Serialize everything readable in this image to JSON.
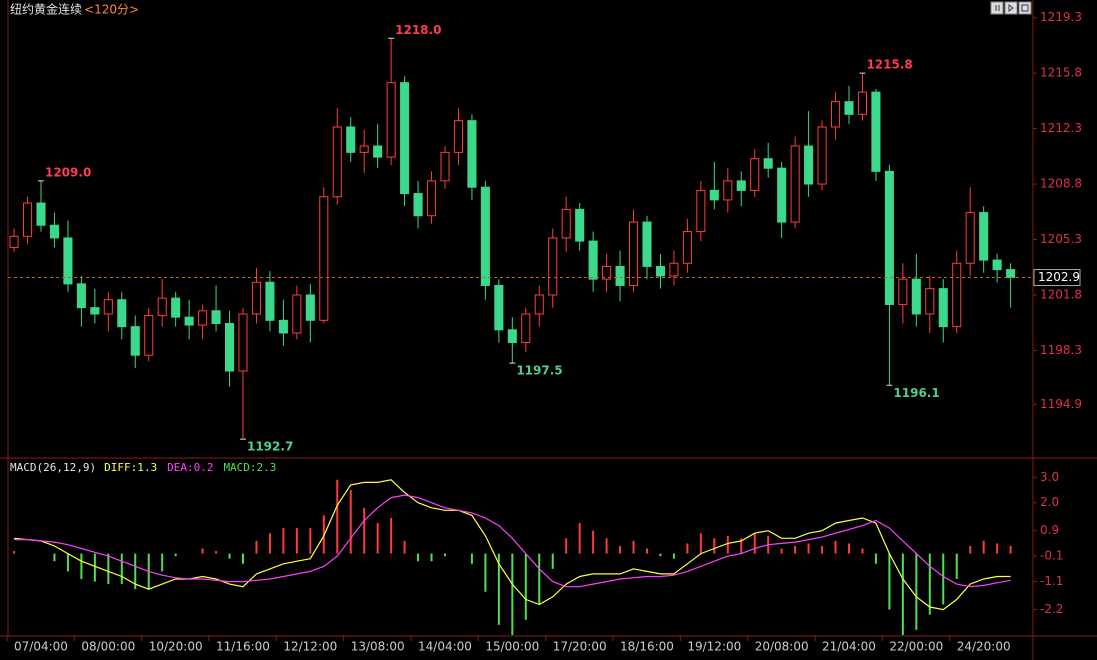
{
  "chart_data": [
    {
      "type": "candlestick",
      "title": "纽约黄金连续",
      "subtitle": "<120分>",
      "categories": [
        null,
        null,
        "07/04:00",
        null,
        null,
        null,
        null,
        "08/00:00",
        null,
        null,
        null,
        null,
        "10/20:00",
        null,
        null,
        null,
        null,
        "11/16:00",
        null,
        null,
        null,
        null,
        "12/12:00",
        null,
        null,
        null,
        null,
        "13/08:00",
        null,
        null,
        null,
        null,
        "14/04:00",
        null,
        null,
        null,
        null,
        "15/00:00",
        null,
        null,
        null,
        null,
        "17/20:00",
        null,
        null,
        null,
        null,
        "18/16:00",
        null,
        null,
        null,
        null,
        "19/12:00",
        null,
        null,
        null,
        null,
        "20/08:00",
        null,
        null,
        null,
        null,
        "21/04:00",
        null,
        null,
        null,
        null,
        "22/00:00",
        null,
        null,
        null,
        null,
        "24/20:00",
        null,
        null
      ],
      "open": [
        1204.8,
        1205.5,
        1207.6,
        1206.2,
        1205.4,
        1202.5,
        1201.0,
        1200.6,
        1201.5,
        1199.8,
        1198.0,
        1200.5,
        1201.6,
        1200.4,
        1199.9,
        1200.8,
        1200.0,
        1197.0,
        1200.6,
        1202.6,
        1200.2,
        1199.4,
        1201.8,
        1200.2,
        1208.0,
        1212.4,
        1210.8,
        1211.2,
        1210.5,
        1215.2,
        1208.2,
        1206.8,
        1209.0,
        1210.8,
        1212.8,
        1208.6,
        1202.4,
        1199.6,
        1198.8,
        1200.6,
        1201.8,
        1205.4,
        1207.2,
        1205.2,
        1202.8,
        1203.6,
        1202.4,
        1206.4,
        1203.6,
        1203.0,
        1203.8,
        1205.8,
        1208.4,
        1207.8,
        1209.0,
        1208.4,
        1210.4,
        1209.8,
        1206.4,
        1211.2,
        1208.8,
        1212.4,
        1214.0,
        1213.2,
        1214.6,
        1209.6,
        1201.2,
        1202.8,
        1200.6,
        1202.2,
        1199.8,
        1203.8,
        1207.0,
        1204.0,
        1203.4
      ],
      "high": [
        1206.0,
        1208.0,
        1209.0,
        1207.0,
        1206.5,
        1203.0,
        1202.2,
        1202.0,
        1202.0,
        1200.5,
        1201.0,
        1202.8,
        1202.0,
        1201.5,
        1201.2,
        1202.4,
        1200.8,
        1201.0,
        1203.5,
        1203.3,
        1201.5,
        1202.4,
        1202.5,
        1208.6,
        1213.6,
        1213.0,
        1212.2,
        1212.6,
        1218.0,
        1215.6,
        1209.0,
        1209.6,
        1211.2,
        1213.6,
        1213.2,
        1209.0,
        1202.8,
        1200.4,
        1201.0,
        1202.4,
        1206.0,
        1208.0,
        1207.6,
        1205.8,
        1204.4,
        1204.6,
        1207.2,
        1206.8,
        1204.4,
        1204.6,
        1206.6,
        1209.0,
        1210.2,
        1209.8,
        1209.6,
        1211.0,
        1211.4,
        1210.2,
        1211.8,
        1213.4,
        1212.8,
        1214.6,
        1215.0,
        1215.8,
        1214.8,
        1210.0,
        1203.8,
        1204.4,
        1203.0,
        1202.8,
        1204.6,
        1208.6,
        1207.4,
        1204.4,
        1203.8
      ],
      "low": [
        1204.5,
        1205.0,
        1205.8,
        1204.8,
        1202.0,
        1199.8,
        1200.0,
        1199.5,
        1199.0,
        1197.2,
        1197.6,
        1199.8,
        1199.8,
        1199.0,
        1199.0,
        1199.5,
        1196.0,
        1192.7,
        1200.0,
        1199.5,
        1198.6,
        1199.0,
        1198.8,
        1200.0,
        1207.5,
        1210.2,
        1209.5,
        1209.8,
        1210.0,
        1207.4,
        1206.0,
        1206.3,
        1208.5,
        1210.0,
        1207.8,
        1201.5,
        1198.8,
        1197.5,
        1198.2,
        1199.8,
        1201.0,
        1204.5,
        1204.6,
        1202.0,
        1202.0,
        1201.4,
        1202.0,
        1202.8,
        1202.2,
        1202.4,
        1203.2,
        1205.2,
        1207.2,
        1207.0,
        1207.4,
        1208.0,
        1209.2,
        1205.4,
        1206.0,
        1208.0,
        1208.4,
        1211.6,
        1212.6,
        1212.8,
        1209.0,
        1196.1,
        1200.0,
        1199.8,
        1199.4,
        1198.8,
        1199.4,
        1203.0,
        1203.2,
        1202.6,
        1201.0
      ],
      "close": [
        1205.5,
        1207.6,
        1206.2,
        1205.4,
        1202.5,
        1201.0,
        1200.6,
        1201.5,
        1199.8,
        1198.0,
        1200.5,
        1201.6,
        1200.4,
        1199.9,
        1200.8,
        1200.0,
        1197.0,
        1200.6,
        1202.6,
        1200.2,
        1199.4,
        1201.8,
        1200.2,
        1208.0,
        1212.4,
        1210.8,
        1211.2,
        1210.5,
        1215.2,
        1208.2,
        1206.8,
        1209.0,
        1210.8,
        1212.8,
        1208.6,
        1202.4,
        1199.6,
        1198.8,
        1200.6,
        1201.8,
        1205.4,
        1207.2,
        1205.2,
        1202.8,
        1203.6,
        1202.4,
        1206.4,
        1203.6,
        1203.0,
        1203.8,
        1205.8,
        1208.4,
        1207.8,
        1209.0,
        1208.4,
        1210.4,
        1209.8,
        1206.4,
        1211.2,
        1208.8,
        1212.4,
        1214.0,
        1213.2,
        1214.6,
        1209.6,
        1201.2,
        1202.8,
        1200.6,
        1202.2,
        1199.8,
        1203.8,
        1207.0,
        1204.0,
        1203.4,
        1202.9
      ],
      "up_color": "#ff3c3c",
      "down_color": "#3cd88c",
      "ylim": [
        1191.7,
        1220.1
      ],
      "yticks": [
        1219.3,
        1215.8,
        1212.3,
        1208.8,
        1205.3,
        1201.8,
        1198.3,
        1194.9
      ],
      "last_price": 1202.9,
      "annotations": [
        {
          "value": 1209,
          "label": "1209.0",
          "color": "#ff3c50"
        },
        {
          "value": 1218,
          "label": "1218.0",
          "color": "#ff3c50"
        },
        {
          "value": 1215.8,
          "label": "1215.8",
          "color": "#ff3c50"
        },
        {
          "value": 1192.7,
          "label": "1192.7",
          "color": "#50d090"
        },
        {
          "value": 1197.5,
          "label": "1197.5",
          "color": "#50d090"
        },
        {
          "value": 1196.1,
          "label": "1196.1",
          "color": "#50d090"
        }
      ]
    },
    {
      "type": "macd",
      "title": "MACD(26,12,9)",
      "ylim": [
        -3.2,
        3.6
      ],
      "yticks": [
        {
          "value": 3,
          "label": "3.0"
        },
        {
          "value": 2,
          "label": "2.0"
        },
        0.9,
        -0.1,
        -1.1,
        -2.2
      ],
      "series": [
        {
          "name": "DIFF:1.3",
          "style": "line",
          "color": "#ffff40",
          "values": [
            0.6,
            0.55,
            0.5,
            0.3,
            0,
            -0.3,
            -0.5,
            -0.7,
            -0.9,
            -1.2,
            -1.4,
            -1.2,
            -1,
            -1,
            -0.9,
            -1,
            -1.2,
            -1.3,
            -0.8,
            -0.6,
            -0.4,
            -0.3,
            -0.2,
            0.7,
            1.9,
            2.7,
            2.8,
            2.8,
            2.9,
            2.4,
            2.0,
            1.8,
            1.7,
            1.7,
            1.5,
            0.7,
            -0.4,
            -1.2,
            -1.8,
            -2.0,
            -1.7,
            -1.2,
            -0.9,
            -0.8,
            -0.8,
            -0.8,
            -0.6,
            -0.7,
            -0.8,
            -0.8,
            -0.4,
            0,
            0.2,
            0.4,
            0.5,
            0.8,
            0.9,
            0.6,
            0.6,
            0.8,
            0.9,
            1.2,
            1.3,
            1.4,
            1.2,
            0,
            -1,
            -1.7,
            -2.1,
            -2.2,
            -1.8,
            -1.2,
            -1,
            -0.9,
            -0.9
          ]
        },
        {
          "name": "DEA:0.2",
          "style": "line",
          "color": "#ff40ff",
          "values": [
            0.55,
            0.55,
            0.5,
            0.45,
            0.35,
            0.2,
            0.05,
            -0.1,
            -0.3,
            -0.5,
            -0.7,
            -0.85,
            -0.95,
            -1,
            -1,
            -1.05,
            -1.1,
            -1.1,
            -1.05,
            -1,
            -0.9,
            -0.8,
            -0.7,
            -0.5,
            -0.1,
            0.6,
            1.3,
            1.8,
            2.2,
            2.3,
            2.2,
            2.0,
            1.8,
            1.7,
            1.6,
            1.4,
            1.1,
            0.6,
            0,
            -0.6,
            -1.1,
            -1.3,
            -1.3,
            -1.2,
            -1.1,
            -1,
            -0.95,
            -0.9,
            -0.9,
            -0.85,
            -0.7,
            -0.5,
            -0.3,
            -0.1,
            0,
            0.2,
            0.35,
            0.4,
            0.45,
            0.55,
            0.65,
            0.8,
            0.95,
            1.1,
            1.3,
            1,
            0.5,
            0,
            -0.5,
            -0.9,
            -1.2,
            -1.3,
            -1.25,
            -1.15,
            -1.05
          ]
        },
        {
          "name": "MACD:2.3",
          "style": "histogram",
          "color": "#50e050",
          "up_color": "#ff3c3c",
          "values": [
            0.1,
            0.0,
            0.0,
            -0.3,
            -0.7,
            -1.0,
            -1.1,
            -1.2,
            -1.2,
            -1.4,
            -1.4,
            -0.7,
            -0.1,
            0.0,
            0.2,
            0.1,
            -0.2,
            -0.4,
            0.5,
            0.8,
            1.0,
            1.0,
            1.0,
            1.5,
            2.9,
            2.5,
            1.8,
            1.2,
            1.4,
            0.5,
            -0.3,
            -0.3,
            -0.1,
            0,
            -0.4,
            -1.5,
            -2.8,
            -3.2,
            -2.6,
            -2,
            -0.6,
            0.6,
            1.2,
            0.9,
            0.6,
            0.3,
            0.5,
            0.2,
            -0.1,
            -0.2,
            0.4,
            0.8,
            0.6,
            0.7,
            0.6,
            0.8,
            0.7,
            0.2,
            0.3,
            0.4,
            0.3,
            0.5,
            0.4,
            0.2,
            -0.4,
            -2.2,
            -3.2,
            -3,
            -2.4,
            -2,
            -1,
            0.3,
            0.5,
            0.4,
            0.3
          ]
        }
      ]
    }
  ]
}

* [Instruction]
Each line that has the word "label" should be copied.

* [The result]
          "label": "1209.0",
          "label": "1218.0",
          "label": "1215.8",
          "label": "1192.7",
          "label": "1197.5",
          "label": "1196.1",
          "label": "3.0"
          "label": "2.0"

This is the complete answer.